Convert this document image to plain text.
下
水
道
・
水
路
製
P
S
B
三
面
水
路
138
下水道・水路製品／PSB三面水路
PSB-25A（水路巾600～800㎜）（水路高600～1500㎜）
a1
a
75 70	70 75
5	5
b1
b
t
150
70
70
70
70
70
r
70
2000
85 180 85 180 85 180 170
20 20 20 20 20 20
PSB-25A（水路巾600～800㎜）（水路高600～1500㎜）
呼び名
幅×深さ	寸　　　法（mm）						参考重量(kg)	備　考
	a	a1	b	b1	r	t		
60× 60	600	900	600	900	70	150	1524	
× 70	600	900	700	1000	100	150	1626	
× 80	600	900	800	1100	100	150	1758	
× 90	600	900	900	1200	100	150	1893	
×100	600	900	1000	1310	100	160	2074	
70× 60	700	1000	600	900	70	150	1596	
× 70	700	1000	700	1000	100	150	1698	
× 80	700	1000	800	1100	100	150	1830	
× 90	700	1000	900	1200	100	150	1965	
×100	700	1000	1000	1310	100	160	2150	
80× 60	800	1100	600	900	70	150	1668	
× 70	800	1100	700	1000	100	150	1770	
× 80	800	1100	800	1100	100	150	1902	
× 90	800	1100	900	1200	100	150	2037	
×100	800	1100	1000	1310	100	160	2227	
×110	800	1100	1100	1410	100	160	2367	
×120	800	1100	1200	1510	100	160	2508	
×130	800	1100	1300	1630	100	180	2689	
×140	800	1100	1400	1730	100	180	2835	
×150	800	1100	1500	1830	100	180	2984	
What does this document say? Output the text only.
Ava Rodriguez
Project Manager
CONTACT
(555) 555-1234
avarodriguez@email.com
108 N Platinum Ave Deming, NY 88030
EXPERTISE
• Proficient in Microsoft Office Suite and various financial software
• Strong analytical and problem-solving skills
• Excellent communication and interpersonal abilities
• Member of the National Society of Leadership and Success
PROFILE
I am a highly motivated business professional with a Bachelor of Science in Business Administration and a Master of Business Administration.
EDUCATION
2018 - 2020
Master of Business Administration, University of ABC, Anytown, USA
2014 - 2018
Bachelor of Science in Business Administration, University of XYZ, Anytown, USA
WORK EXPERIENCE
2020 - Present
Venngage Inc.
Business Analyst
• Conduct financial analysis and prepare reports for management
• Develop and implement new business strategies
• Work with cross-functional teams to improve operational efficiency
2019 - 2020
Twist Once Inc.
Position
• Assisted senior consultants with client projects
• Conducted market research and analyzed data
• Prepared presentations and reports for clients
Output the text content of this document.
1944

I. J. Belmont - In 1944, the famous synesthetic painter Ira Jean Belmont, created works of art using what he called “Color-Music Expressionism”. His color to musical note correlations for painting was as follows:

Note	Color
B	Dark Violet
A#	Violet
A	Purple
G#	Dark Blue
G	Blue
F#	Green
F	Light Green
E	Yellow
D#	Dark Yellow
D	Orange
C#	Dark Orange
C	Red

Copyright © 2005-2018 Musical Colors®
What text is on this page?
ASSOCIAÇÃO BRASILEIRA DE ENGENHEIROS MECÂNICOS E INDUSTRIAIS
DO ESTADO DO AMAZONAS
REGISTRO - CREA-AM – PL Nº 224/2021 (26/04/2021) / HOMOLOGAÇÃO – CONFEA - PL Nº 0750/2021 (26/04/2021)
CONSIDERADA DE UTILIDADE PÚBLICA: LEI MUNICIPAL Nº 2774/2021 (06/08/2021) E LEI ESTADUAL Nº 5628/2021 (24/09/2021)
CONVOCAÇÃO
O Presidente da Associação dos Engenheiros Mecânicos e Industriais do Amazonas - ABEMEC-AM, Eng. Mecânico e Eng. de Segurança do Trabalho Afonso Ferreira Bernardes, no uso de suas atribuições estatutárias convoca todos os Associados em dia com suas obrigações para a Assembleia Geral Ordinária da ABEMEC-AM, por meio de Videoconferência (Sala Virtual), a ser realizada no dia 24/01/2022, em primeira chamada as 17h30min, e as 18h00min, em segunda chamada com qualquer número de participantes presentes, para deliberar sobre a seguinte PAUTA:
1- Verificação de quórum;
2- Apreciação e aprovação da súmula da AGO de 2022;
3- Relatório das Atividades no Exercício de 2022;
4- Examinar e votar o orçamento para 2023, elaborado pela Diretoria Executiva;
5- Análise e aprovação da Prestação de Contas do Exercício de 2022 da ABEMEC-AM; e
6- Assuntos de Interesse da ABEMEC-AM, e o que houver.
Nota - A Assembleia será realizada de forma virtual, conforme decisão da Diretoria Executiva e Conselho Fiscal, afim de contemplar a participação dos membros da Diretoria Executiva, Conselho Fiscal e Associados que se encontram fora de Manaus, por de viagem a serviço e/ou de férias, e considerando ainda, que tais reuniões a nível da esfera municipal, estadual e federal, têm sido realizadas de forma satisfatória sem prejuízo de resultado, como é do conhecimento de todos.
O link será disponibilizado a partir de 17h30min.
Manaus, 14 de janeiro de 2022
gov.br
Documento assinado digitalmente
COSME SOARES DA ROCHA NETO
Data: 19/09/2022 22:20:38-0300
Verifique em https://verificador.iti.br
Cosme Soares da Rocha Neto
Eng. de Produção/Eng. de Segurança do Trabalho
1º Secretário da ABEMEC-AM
|---|
PROBLEM STATEMENT:
Extract every line that has the string "text" in it.

EXERCISE SOLUTION:
Convert this document image to plain text.
What does this document say? Output the text only.
Output the text content of this document.
What text is on this page?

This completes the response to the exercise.